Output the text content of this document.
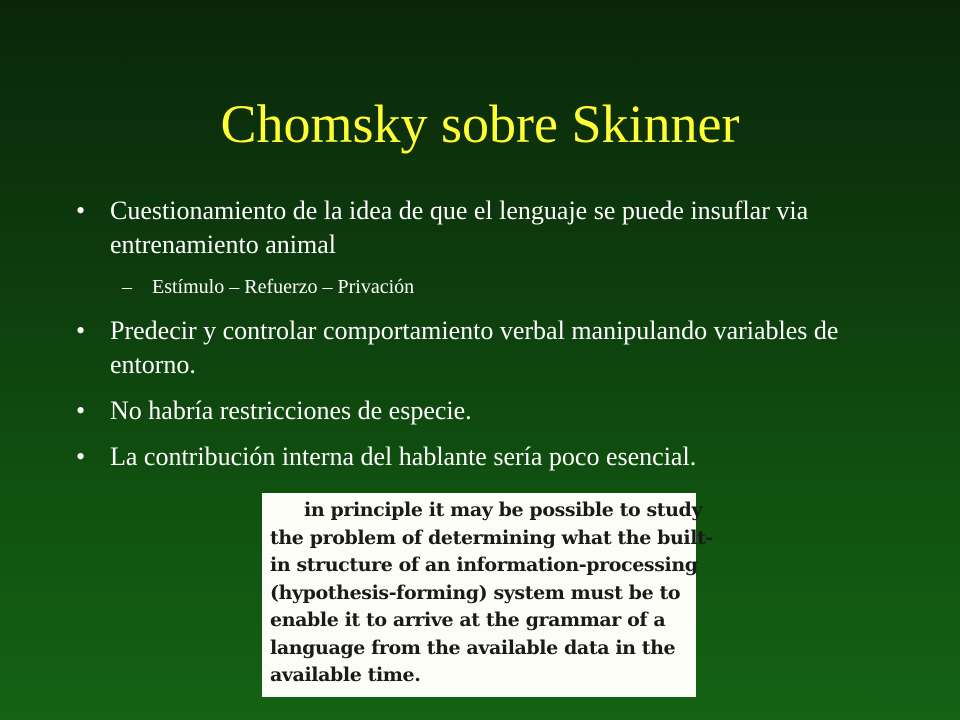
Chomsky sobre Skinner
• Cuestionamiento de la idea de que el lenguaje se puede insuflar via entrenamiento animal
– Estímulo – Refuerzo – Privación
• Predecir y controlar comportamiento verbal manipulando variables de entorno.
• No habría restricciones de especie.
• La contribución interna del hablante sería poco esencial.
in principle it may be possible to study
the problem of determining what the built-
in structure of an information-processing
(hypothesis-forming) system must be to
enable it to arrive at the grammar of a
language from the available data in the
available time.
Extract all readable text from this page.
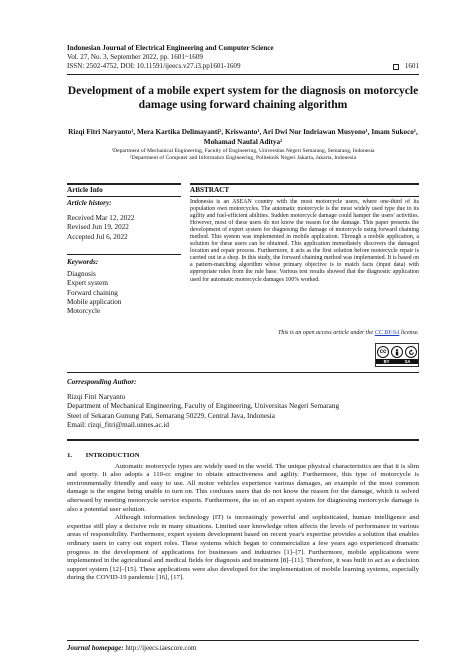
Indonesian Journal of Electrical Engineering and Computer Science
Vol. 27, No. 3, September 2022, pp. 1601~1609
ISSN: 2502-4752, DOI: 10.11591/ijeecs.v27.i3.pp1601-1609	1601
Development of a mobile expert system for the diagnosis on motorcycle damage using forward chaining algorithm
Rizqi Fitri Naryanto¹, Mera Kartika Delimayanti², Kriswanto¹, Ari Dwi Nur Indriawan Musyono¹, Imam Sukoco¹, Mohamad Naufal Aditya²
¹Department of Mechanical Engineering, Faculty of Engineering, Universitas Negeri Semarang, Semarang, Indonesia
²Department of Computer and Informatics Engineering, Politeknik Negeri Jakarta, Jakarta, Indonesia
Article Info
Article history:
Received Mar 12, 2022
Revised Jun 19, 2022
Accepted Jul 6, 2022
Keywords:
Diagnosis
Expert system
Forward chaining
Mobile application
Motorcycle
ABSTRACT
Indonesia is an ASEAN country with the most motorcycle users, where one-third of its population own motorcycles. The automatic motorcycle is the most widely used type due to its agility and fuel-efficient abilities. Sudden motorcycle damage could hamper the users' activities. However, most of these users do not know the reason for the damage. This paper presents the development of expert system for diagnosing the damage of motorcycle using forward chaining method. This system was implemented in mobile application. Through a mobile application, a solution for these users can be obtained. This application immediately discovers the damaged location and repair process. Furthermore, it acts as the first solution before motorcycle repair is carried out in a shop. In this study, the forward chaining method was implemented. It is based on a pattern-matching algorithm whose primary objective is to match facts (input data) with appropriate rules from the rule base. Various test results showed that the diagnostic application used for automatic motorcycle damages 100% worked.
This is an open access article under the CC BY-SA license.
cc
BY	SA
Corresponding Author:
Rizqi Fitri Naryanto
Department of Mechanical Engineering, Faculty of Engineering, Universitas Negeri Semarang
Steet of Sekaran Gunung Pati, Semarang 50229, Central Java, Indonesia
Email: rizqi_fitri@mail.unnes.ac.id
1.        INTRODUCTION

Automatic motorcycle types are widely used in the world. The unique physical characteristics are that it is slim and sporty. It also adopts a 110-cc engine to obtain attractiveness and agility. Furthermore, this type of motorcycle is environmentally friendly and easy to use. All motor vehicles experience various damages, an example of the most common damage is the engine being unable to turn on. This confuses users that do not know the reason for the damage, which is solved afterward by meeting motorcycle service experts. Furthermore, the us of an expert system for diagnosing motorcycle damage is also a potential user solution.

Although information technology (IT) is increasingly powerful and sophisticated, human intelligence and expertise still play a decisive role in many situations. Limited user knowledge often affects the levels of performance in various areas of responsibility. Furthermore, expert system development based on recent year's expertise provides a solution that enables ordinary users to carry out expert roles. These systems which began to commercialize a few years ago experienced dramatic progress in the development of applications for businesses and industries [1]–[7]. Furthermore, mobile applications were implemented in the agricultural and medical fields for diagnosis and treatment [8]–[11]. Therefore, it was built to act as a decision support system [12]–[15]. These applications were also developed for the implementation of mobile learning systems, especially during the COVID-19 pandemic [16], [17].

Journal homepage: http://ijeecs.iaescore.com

::::::::::

● Aim
Copy each line above precisely, dropping the pictures.

● Output of the task
Output the text content of this document.
Chomsky sobre Skinner
• Cuestionamiento de la idea de que el lenguaje se puede insuflar via entrenamiento animal
– Estímulo – Refuerzo – Privación
• Predecir y controlar comportamiento verbal manipulando variables de entorno.
• No habría restricciones de especie.
• La contribución interna del hablante sería poco esencial.
in principle it may be possible to study
the problem of determining what the built-
in structure of an information-processing
(hypothesis-forming) system must be to
enable it to arrive at the grammar of a
language from the available data in the
available time.
Extract all readable text from this page.
Indonesian Journal of Electrical Engineering and Computer Science
Vol. 27, No. 3, September 2022, pp. 1601~1609
ISSN: 2502-4752, DOI: 10.11591/ijeecs.v27.i3.pp1601-1609	1601
Development of a mobile expert system for the diagnosis on motorcycle damage using forward chaining algorithm
Rizqi Fitri Naryanto¹, Mera Kartika Delimayanti², Kriswanto¹, Ari Dwi Nur Indriawan Musyono¹, Imam Sukoco¹, Mohamad Naufal Aditya²
¹Department of Mechanical Engineering, Faculty of Engineering, Universitas Negeri Semarang, Semarang, Indonesia
²Department of Computer and Informatics Engineering, Politeknik Negeri Jakarta, Jakarta, Indonesia
Article Info
Article history:
Received Mar 12, 2022
Revised Jun 19, 2022
Accepted Jul 6, 2022
Keywords:
Diagnosis
Expert system
Forward chaining
Mobile application
Motorcycle
ABSTRACT
Indonesia is an ASEAN country with the most motorcycle users, where one-third of its population own motorcycles. The automatic motorcycle is the most widely used type due to its agility and fuel-efficient abilities. Sudden motorcycle damage could hamper the users' activities. However, most of these users do not know the reason for the damage. This paper presents the development of expert system for diagnosing the damage of motorcycle using forward chaining method. This system was implemented in mobile application. Through a mobile application, a solution for these users can be obtained. This application immediately discovers the damaged location and repair process. Furthermore, it acts as the first solution before motorcycle repair is carried out in a shop. In this study, the forward chaining method was implemented. It is based on a pattern-matching algorithm whose primary objective is to match facts (input data) with appropriate rules from the rule base. Various test results showed that the diagnostic application used for automatic motorcycle damages 100% worked.
This is an open access article under the CC BY-SA license.
cc
BY	SA
Corresponding Author:
Rizqi Fitri Naryanto
Department of Mechanical Engineering, Faculty of Engineering, Universitas Negeri Semarang
Steet of Sekaran Gunung Pati, Semarang 50229, Central Java, Indonesia
Email: rizqi_fitri@mail.unnes.ac.id
1.        INTRODUCTION

Automatic motorcycle types are widely used in the world. The unique physical characteristics are that it is slim and sporty. It also adopts a 110-cc engine to obtain attractiveness and agility. Furthermore, this type of motorcycle is environmentally friendly and easy to use. All motor vehicles experience various damages, an example of the most common damage is the engine being unable to turn on. This confuses users that do not know the reason for the damage, which is solved afterward by meeting motorcycle service experts. Furthermore, the us of an expert system for diagnosing motorcycle damage is also a potential user solution.

Although information technology (IT) is increasingly powerful and sophisticated, human intelligence and expertise still play a decisive role in many situations. Limited user knowledge often affects the levels of performance in various areas of responsibility. Furthermore, expert system development based on recent year's expertise provides a solution that enables ordinary users to carry out expert roles. These systems which began to commercialize a few years ago experienced dramatic progress in the development of applications for businesses and industries [1]–[7]. Furthermore, mobile applications were implemented in the agricultural and medical fields for diagnosis and treatment [8]–[11]. Therefore, it was built to act as a decision support system [12]–[15]. These applications were also developed for the implementation of mobile learning systems, especially during the COVID-19 pandemic [16], [17].

Journal homepage: http://ijeecs.iaescore.com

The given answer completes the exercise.